* Begin Data listing *

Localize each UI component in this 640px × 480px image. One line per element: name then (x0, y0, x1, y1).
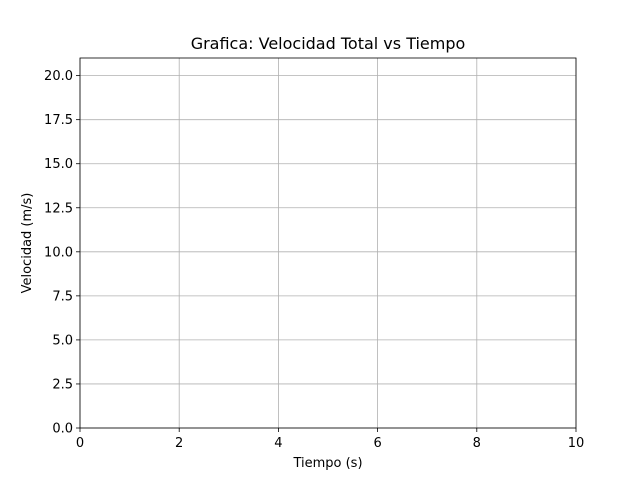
plot-area-frame (79, 57, 577, 429)
x-tick-label: 0 (76, 436, 84, 451)
y-tick-label: 15.0 (44, 157, 73, 172)
y-tick-label: 10.0 (44, 245, 73, 260)
grid-lines (79, 58, 577, 429)
y-tick-label: 12.5 (44, 201, 73, 216)
y-tick-label: 17.5 (44, 113, 73, 128)
x-tick-label: 2 (175, 436, 183, 451)
x-tick-label: 8 (473, 436, 481, 451)
y-axis-label: Velocidad (m/s) (20, 193, 35, 294)
chart-title: Grafica: Velocidad Total vs Tiempo (191, 34, 466, 53)
y-tick-label: 0.0 (52, 422, 73, 437)
y-axis-ticks: 0.0 2.5 5.0 7.5 10.0 12.5 15.0 17.5 20.0 (44, 69, 80, 437)
x-tick-label: 6 (373, 436, 381, 451)
y-tick-label: 5.0 (52, 333, 73, 348)
x-axis-ticks: 0 2 4 6 8 10 (76, 428, 584, 451)
x-axis-label: Tiempo (s) (292, 456, 362, 471)
y-tick-label: 7.5 (52, 289, 73, 304)
x-tick-label: 10 (568, 436, 585, 451)
y-tick-label: 2.5 (52, 377, 73, 392)
x-tick-label: 4 (274, 436, 282, 451)
y-tick-label: 20.0 (44, 69, 73, 84)
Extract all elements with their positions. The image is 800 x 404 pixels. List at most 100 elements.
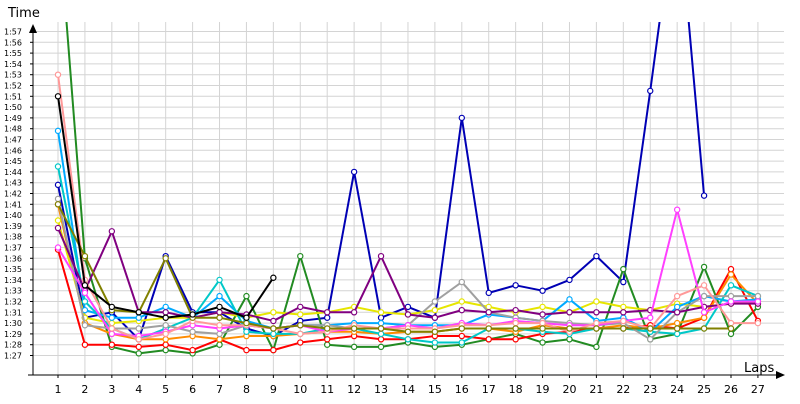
data-point xyxy=(458,114,465,122)
data-point xyxy=(324,336,331,343)
data-point xyxy=(485,309,492,316)
data-point xyxy=(297,303,304,311)
data-point xyxy=(54,195,62,203)
data-point xyxy=(216,292,223,300)
data-point xyxy=(431,328,439,335)
y-tick-label: 1:30 xyxy=(4,319,22,328)
data-point xyxy=(54,217,62,224)
data-point xyxy=(620,325,627,332)
data-point xyxy=(431,298,439,305)
data-point xyxy=(377,319,385,327)
data-point xyxy=(162,336,169,343)
y-tick-label: 1:27 xyxy=(4,352,22,361)
data-point xyxy=(727,292,735,300)
data-point xyxy=(673,303,681,311)
x-tick-label: 5 xyxy=(162,383,169,396)
data-point xyxy=(54,244,62,251)
data-point xyxy=(458,325,465,332)
y-tick-label: 1:43 xyxy=(4,179,22,188)
data-point xyxy=(566,336,573,343)
data-point xyxy=(350,325,358,332)
grid-layer xyxy=(33,22,784,375)
y-tick-label: 1:49 xyxy=(4,114,22,123)
x-tick-label: 4 xyxy=(135,383,142,396)
y-tick-label: 1:46 xyxy=(4,146,22,155)
data-point xyxy=(81,322,89,329)
y-axis-arrow xyxy=(29,24,37,33)
data-point xyxy=(162,346,169,354)
data-point xyxy=(566,325,573,332)
data-point xyxy=(270,346,277,354)
data-point xyxy=(54,127,62,135)
data-point xyxy=(727,330,735,338)
series-line xyxy=(57,203,731,333)
x-tick-label: 23 xyxy=(643,383,657,396)
x-axis-title: Laps xyxy=(744,361,774,376)
data-point xyxy=(512,325,519,332)
data-point xyxy=(377,252,385,260)
y-tick-label: 1:51 xyxy=(4,92,22,101)
data-point xyxy=(243,328,250,335)
y-axis-title: Time xyxy=(7,6,40,21)
data-point xyxy=(673,325,681,332)
data-point xyxy=(727,265,735,273)
data-point xyxy=(54,224,62,232)
data-point xyxy=(216,276,223,284)
y-tick-label: 1:29 xyxy=(4,330,22,339)
y-tick-label: 1:47 xyxy=(4,136,22,145)
data-point xyxy=(54,71,62,78)
data-point xyxy=(754,319,762,327)
x-tick-label: 21 xyxy=(589,383,603,396)
y-tick-label: 1:45 xyxy=(4,157,22,166)
data-point xyxy=(431,314,439,321)
data-point xyxy=(727,298,735,305)
data-point xyxy=(539,319,546,327)
x-tick-label: 1 xyxy=(55,383,62,396)
data-point xyxy=(297,330,304,338)
data-point xyxy=(243,319,250,327)
data-point xyxy=(108,330,116,338)
data-point xyxy=(189,328,196,335)
x-tick-label: 19 xyxy=(536,383,550,396)
data-point xyxy=(673,319,681,327)
x-tick-label: 17 xyxy=(482,383,496,396)
data-point xyxy=(647,87,654,95)
y-tick-label: 1:33 xyxy=(4,287,22,296)
axes-layer: 1:27 1:28 1:29 1:30 1:311:32 1:33 1:34 1:35 1:36… xyxy=(4,24,785,396)
y-tick-label: 1:50 xyxy=(4,103,22,112)
y-tick-label: 1:36 xyxy=(4,254,22,263)
x-tick-label: 10 xyxy=(293,383,307,396)
data-point xyxy=(324,341,331,348)
data-point xyxy=(593,343,600,351)
y-tick-label: 1:53 xyxy=(4,71,22,80)
data-point xyxy=(270,330,277,338)
x-tick-label: 22 xyxy=(616,383,630,396)
data-point xyxy=(593,298,600,305)
data-point xyxy=(647,325,654,332)
data-point xyxy=(512,336,519,343)
data-point xyxy=(350,343,358,351)
y-tick-label: 1:34 xyxy=(4,276,22,285)
data-point xyxy=(162,309,169,316)
data-point xyxy=(404,328,412,335)
x-tick-label: 13 xyxy=(374,383,388,396)
data-point xyxy=(81,289,89,297)
x-tick-label: 16 xyxy=(455,383,469,396)
data-point xyxy=(727,271,735,278)
y-tick-label: 1:28 xyxy=(4,341,22,350)
data-point xyxy=(673,309,681,316)
x-tick-label: 11 xyxy=(320,383,334,396)
data-point xyxy=(108,303,116,311)
x-tick-label: 24 xyxy=(670,383,684,396)
data-point xyxy=(243,346,250,354)
data-point xyxy=(727,325,735,332)
data-point xyxy=(458,332,465,340)
y-tick-label: 1:55 xyxy=(4,49,22,58)
data-point xyxy=(458,298,465,305)
data-point xyxy=(189,346,196,354)
data-point xyxy=(108,341,116,348)
data-point xyxy=(162,341,169,348)
x-tick-label: 7 xyxy=(216,383,223,396)
data-point xyxy=(297,322,304,329)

* End Data listing *

§ Task requirements:
Reproduce all of the entries above line for line, keeping every word and number unchanged, and leave the pictures out of your output.

§ Output for this task:
Localize each UI component in this 640px × 480px image. One line per element: name then (x0, y0, x1, y1).
plot-area-frame (79, 57, 577, 429)
x-tick-label: 0 (76, 436, 84, 451)
y-tick-label: 15.0 (44, 157, 73, 172)
y-tick-label: 10.0 (44, 245, 73, 260)
grid-lines (79, 58, 577, 429)
y-tick-label: 12.5 (44, 201, 73, 216)
y-tick-label: 17.5 (44, 113, 73, 128)
x-tick-label: 2 (175, 436, 183, 451)
x-tick-label: 8 (473, 436, 481, 451)
y-axis-label: Velocidad (m/s) (20, 193, 35, 294)
chart-title: Grafica: Velocidad Total vs Tiempo (191, 34, 466, 53)
y-tick-label: 0.0 (52, 422, 73, 437)
y-axis-ticks: 0.0 2.5 5.0 7.5 10.0 12.5 15.0 17.5 20.0 (44, 69, 80, 437)
x-tick-label: 6 (373, 436, 381, 451)
y-tick-label: 5.0 (52, 333, 73, 348)
x-axis-ticks: 0 2 4 6 8 10 (76, 428, 584, 451)
x-axis-label: Tiempo (s) (292, 456, 362, 471)
y-tick-label: 7.5 (52, 289, 73, 304)
x-tick-label: 10 (568, 436, 585, 451)
y-tick-label: 2.5 (52, 377, 73, 392)
x-tick-label: 4 (274, 436, 282, 451)
y-tick-label: 20.0 (44, 69, 73, 84)
Extract all elements with their positions. The image is 800 x 404 pixels. List at most 100 elements.
data-point xyxy=(458,114,465,122)
data-point xyxy=(324,336,331,343)
data-point xyxy=(485,309,492,316)
data-point xyxy=(297,303,304,311)
data-point xyxy=(54,195,62,203)
data-point xyxy=(216,292,223,300)
data-point xyxy=(431,328,439,335)
y-tick-label: 1:30 xyxy=(4,319,22,328)
data-point xyxy=(54,217,62,224)
data-point xyxy=(620,325,627,332)
data-point xyxy=(431,298,439,305)
data-point xyxy=(377,319,385,327)
data-point xyxy=(162,336,169,343)
y-tick-label: 1:27 xyxy=(4,352,22,361)
data-point xyxy=(727,292,735,300)
data-point xyxy=(673,303,681,311)
x-tick-label: 5 xyxy=(162,383,169,396)
data-point xyxy=(54,244,62,251)
data-point xyxy=(458,325,465,332)
y-tick-label: 1:43 xyxy=(4,179,22,188)
data-point xyxy=(566,336,573,343)
data-point xyxy=(350,325,358,332)
grid-layer xyxy=(33,22,784,375)
y-tick-label: 1:49 xyxy=(4,114,22,123)
x-tick-label: 4 xyxy=(135,383,142,396)
y-tick-label: 1:46 xyxy=(4,146,22,155)
data-point xyxy=(81,322,89,329)
y-axis-arrow xyxy=(29,24,37,33)
data-point xyxy=(162,346,169,354)
data-point xyxy=(566,325,573,332)
data-point xyxy=(270,346,277,354)
data-point xyxy=(54,127,62,135)
data-point xyxy=(727,330,735,338)
series-line xyxy=(57,203,731,333)
x-tick-label: 23 xyxy=(643,383,657,396)
x-axis-title: Laps xyxy=(744,361,774,376)
data-point xyxy=(512,325,519,332)
data-point xyxy=(377,252,385,260)
y-tick-label: 1:51 xyxy=(4,92,22,101)
data-point xyxy=(243,328,250,335)
y-axis-title: Time xyxy=(7,6,40,21)
data-point xyxy=(673,325,681,332)
data-point xyxy=(727,265,735,273)
data-point xyxy=(54,224,62,232)
data-point xyxy=(216,276,223,284)
y-tick-label: 1:29 xyxy=(4,330,22,339)
y-tick-label: 1:47 xyxy=(4,136,22,145)
data-point xyxy=(54,71,62,78)
data-point xyxy=(754,319,762,327)
x-tick-label: 21 xyxy=(589,383,603,396)
y-tick-label: 1:45 xyxy=(4,157,22,166)
data-point xyxy=(431,314,439,321)
data-point xyxy=(727,298,735,305)
data-point xyxy=(539,319,546,327)
x-tick-label: 1 xyxy=(55,383,62,396)
data-point xyxy=(297,330,304,338)
data-point xyxy=(243,319,250,327)
data-point xyxy=(108,330,116,338)
data-point xyxy=(189,328,196,335)
x-tick-label: 19 xyxy=(536,383,550,396)
data-point xyxy=(673,319,681,327)
x-tick-label: 17 xyxy=(482,383,496,396)
data-point xyxy=(647,87,654,95)
y-tick-label: 1:33 xyxy=(4,287,22,296)
axes-layer: 1:27 1:28 1:29 1:30 1:311:32 1:33 1:34 1:35 1:36… xyxy=(4,24,785,396)
y-tick-label: 1:50 xyxy=(4,103,22,112)
y-tick-label: 1:36 xyxy=(4,254,22,263)
x-tick-label: 10 xyxy=(293,383,307,396)
data-point xyxy=(324,341,331,348)
data-point xyxy=(593,343,600,351)
y-tick-label: 1:53 xyxy=(4,71,22,80)
data-point xyxy=(270,330,277,338)
x-tick-label: 22 xyxy=(616,383,630,396)
data-point xyxy=(593,298,600,305)
data-point xyxy=(647,325,654,332)
data-point xyxy=(512,336,519,343)
data-point xyxy=(350,343,358,351)
y-tick-label: 1:34 xyxy=(4,276,22,285)
data-point xyxy=(162,309,169,316)
data-point xyxy=(404,328,412,335)
x-tick-label: 13 xyxy=(374,383,388,396)
data-point xyxy=(81,289,89,297)
x-tick-label: 16 xyxy=(455,383,469,396)
data-point xyxy=(727,271,735,278)
y-tick-label: 1:28 xyxy=(4,341,22,350)
data-point xyxy=(673,309,681,316)
x-tick-label: 11 xyxy=(320,383,334,396)
data-point xyxy=(108,303,116,311)
x-tick-label: 24 xyxy=(670,383,684,396)
data-point xyxy=(243,346,250,354)
data-point xyxy=(727,325,735,332)
data-point xyxy=(458,332,465,340)
y-tick-label: 1:55 xyxy=(4,49,22,58)
data-point xyxy=(458,298,465,305)
data-point xyxy=(189,346,196,354)
data-point xyxy=(108,341,116,348)
data-point xyxy=(162,341,169,348)
x-tick-label: 7 xyxy=(216,383,223,396)
data-point xyxy=(297,322,304,329)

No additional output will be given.